> _Requirement_:
Extract, from the records beneath this instruction, each line that contains the word "Show".

-- START Data provided --

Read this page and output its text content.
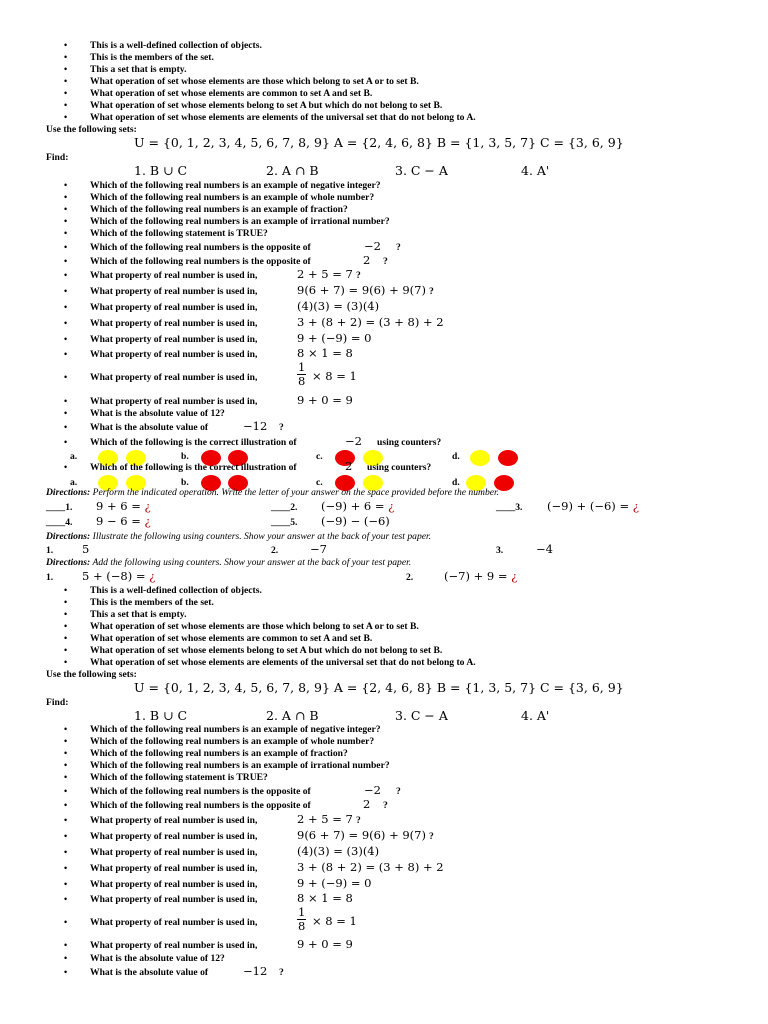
This is a well-defined collection of objects.
This is the members of the set.
This a set that is empty.
What operation of set whose elements are those which belong to set A or to set B.
What operation of set whose elements are common to set A and set B.
What operation of set whose elements belong to set A but which do not belong to set B.
What operation of set whose elements are elements of the universal set that do not belong to A.
Use the following sets:
U = {0, 1, 2, 3, 4, 5, 6, 7, 8, 9} A = {2, 4, 6, 8} B = {1, 3, 5, 7} C = {3, 6, 9}
Find:
1. B ∪ C	2. A ∩ B	3. C − A	4. A'
Which of the following real numbers is an example of negative integer?
Which of the following real numbers is an example of whole number?
Which of the following real numbers is an example of fraction?
Which of the following real numbers is an example of irrational number?
Which of the following statement is TRUE?
Which of the following real numbers is the opposite of	−2 ?
Which of the following real numbers is the opposite of	2 ?
What property of real number is used in,	2 + 5 = 7 ?
What property of real number is used in,	9(6 + 7) = 9(6) + 9(7) ?
What property of real number is used in,	(4)(3) = (3)(4)
What property of real number is used in,	3 + (8 + 2) = (3 + 8) + 2
What property of real number is used in,	9 + (−9) = 0
What property of real number is used in,	8 × 1 = 8
What property of real number is used in,	$\frac{1}{8} \times 8 = 1$
What property of real number is used in,	9 + 0 = 9
What is the absolute value of 12?
What is the absolute value of	−12 ?
Which of the following is the correct illustration of	−2 using counters?
a.	b.	c.	d.
Which of the following is the correct illustration of	2 using counters?
a.	b.	c.	d.
Directions: Perform the indicated operation. Write the letter of your answer on the space provided before the number.
____1. 9 + 6 = ¿	____2. (−9) + 6 = ¿	____3. (−9) + (−6) = ¿
____4. 9 − 6 = ¿	____5. (−9) − (−6)
Directions: Illustrate the following using counters. Show your answer at the back of your test paper.
1.	5	2.	−7	3.	−4
Directions: Add the following using counters. Show your answer at the back of your test paper.
1.	5 + (−8) = ¿	2.	(−7) + 9 = ¿
This is a well-defined collection of objects.
This is the members of the set.
This a set that is empty.
What operation of set whose elements are those which belong to set A or to set B.
What operation of set whose elements are common to set A and set B.
What operation of set whose elements belong to set A but which do not belong to set B.
What operation of set whose elements are elements of the universal set that do not belong to A.
Use the following sets:
U = {0, 1, 2, 3, 4, 5, 6, 7, 8, 9} A = {2, 4, 6, 8} B = {1, 3, 5, 7} C = {3, 6, 9}
Find:
1. B ∪ C	2. A ∩ B	3. C − A	4. A'
Which of the following real numbers is an example of negative integer?
Which of the following real numbers is an example of whole number?
Which of the following real numbers is an example of fraction?
Which of the following real numbers is an example of irrational number?
Which of the following statement is TRUE?
Which of the following real numbers is the opposite of	−2 ?
Which of the following real numbers is the opposite of	2 ?
What property of real number is used in,	2 + 5 = 7 ?
What property of real number is used in,	9(6 + 7) = 9(6) + 9(7) ?
What property of real number is used in,	(4)(3) = (3)(4)
What property of real number is used in,	3 + (8 + 2) = (3 + 8) + 2
What property of real number is used in,	9 + (−9) = 0
What property of real number is used in,	8 × 1 = 8
What property of real number is used in,	$\frac{1}{8} \times 8 = 1$
What property of real number is used in,	9 + 0 = 9
What is the absolute value of 12?
What is the absolute value of	−12 ?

-- END Data provided --

> _Response to this task_:
Directions: Illustrate the following using counters. Show your answer at the back of your test paper.
Directions: Add the following using counters. Show your answer at the back of your test paper.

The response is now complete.